[Items listed in a dataset]

|---|

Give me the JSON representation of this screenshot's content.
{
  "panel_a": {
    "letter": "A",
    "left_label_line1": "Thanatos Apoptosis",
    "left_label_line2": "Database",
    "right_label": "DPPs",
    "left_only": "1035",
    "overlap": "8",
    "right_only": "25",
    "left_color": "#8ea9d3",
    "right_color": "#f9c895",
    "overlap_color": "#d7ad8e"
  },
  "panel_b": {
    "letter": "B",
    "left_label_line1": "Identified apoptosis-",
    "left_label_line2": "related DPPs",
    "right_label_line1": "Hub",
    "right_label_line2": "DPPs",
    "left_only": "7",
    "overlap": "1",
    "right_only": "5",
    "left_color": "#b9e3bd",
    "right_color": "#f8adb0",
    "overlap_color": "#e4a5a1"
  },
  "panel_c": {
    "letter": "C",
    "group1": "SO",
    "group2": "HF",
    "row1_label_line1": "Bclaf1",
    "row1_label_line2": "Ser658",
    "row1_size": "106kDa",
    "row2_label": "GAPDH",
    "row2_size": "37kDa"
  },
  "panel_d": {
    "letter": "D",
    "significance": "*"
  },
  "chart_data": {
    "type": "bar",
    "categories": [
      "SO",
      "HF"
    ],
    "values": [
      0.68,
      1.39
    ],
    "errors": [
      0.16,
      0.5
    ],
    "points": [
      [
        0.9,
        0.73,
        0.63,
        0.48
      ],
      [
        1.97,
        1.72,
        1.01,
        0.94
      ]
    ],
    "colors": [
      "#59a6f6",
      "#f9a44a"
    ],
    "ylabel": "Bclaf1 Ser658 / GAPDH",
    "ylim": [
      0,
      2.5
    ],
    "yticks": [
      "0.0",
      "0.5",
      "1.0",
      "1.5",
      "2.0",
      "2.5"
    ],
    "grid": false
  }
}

|---|

Each entry above is to be printed again exactly.

Give me the JSON representation of this screenshot's content.
{
  "panel_a": {
    "letter": "A",
    "left_label_line1": "Thanatos Apoptosis",
    "left_label_line2": "Database",
    "right_label": "DPPs",
    "left_only": "1035",
    "overlap": "8",
    "right_only": "25",
    "left_color": "#8ea9d3",
    "right_color": "#f9c895",
    "overlap_color": "#d7ad8e"
  },
  "panel_b": {
    "letter": "B",
    "left_label_line1": "Identified apoptosis-",
    "left_label_line2": "related DPPs",
    "right_label_line1": "Hub",
    "right_label_line2": "DPPs",
    "left_only": "7",
    "overlap": "1",
    "right_only": "5",
    "left_color": "#b9e3bd",
    "right_color": "#f8adb0",
    "overlap_color": "#e4a5a1"
  },
  "panel_c": {
    "letter": "C",
    "group1": "SO",
    "group2": "HF",
    "row1_label_line1": "Bclaf1",
    "row1_label_line2": "Ser658",
    "row1_size": "106kDa",
    "row2_label": "GAPDH",
    "row2_size": "37kDa"
  },
  "panel_d": {
    "letter": "D",
    "significance": "*"
  },
  "chart_data": {
    "type": "bar",
    "categories": [
      "SO",
      "HF"
    ],
    "values": [
      0.68,
      1.39
    ],
    "errors": [
      0.16,
      0.5
    ],
    "points": [
      [
        0.9,
        0.73,
        0.63,
        0.48
      ],
      [
        1.97,
        1.72,
        1.01,
        0.94
      ]
    ],
    "colors": [
      "#59a6f6",
      "#f9a44a"
    ],
    "ylabel": "Bclaf1 Ser658 / GAPDH",
    "ylim": [
      0,
      2.5
    ],
    "yticks": [
      "0.0",
      "0.5",
      "1.0",
      "1.5",
      "2.0",
      "2.5"
    ],
    "grid": false
  }
}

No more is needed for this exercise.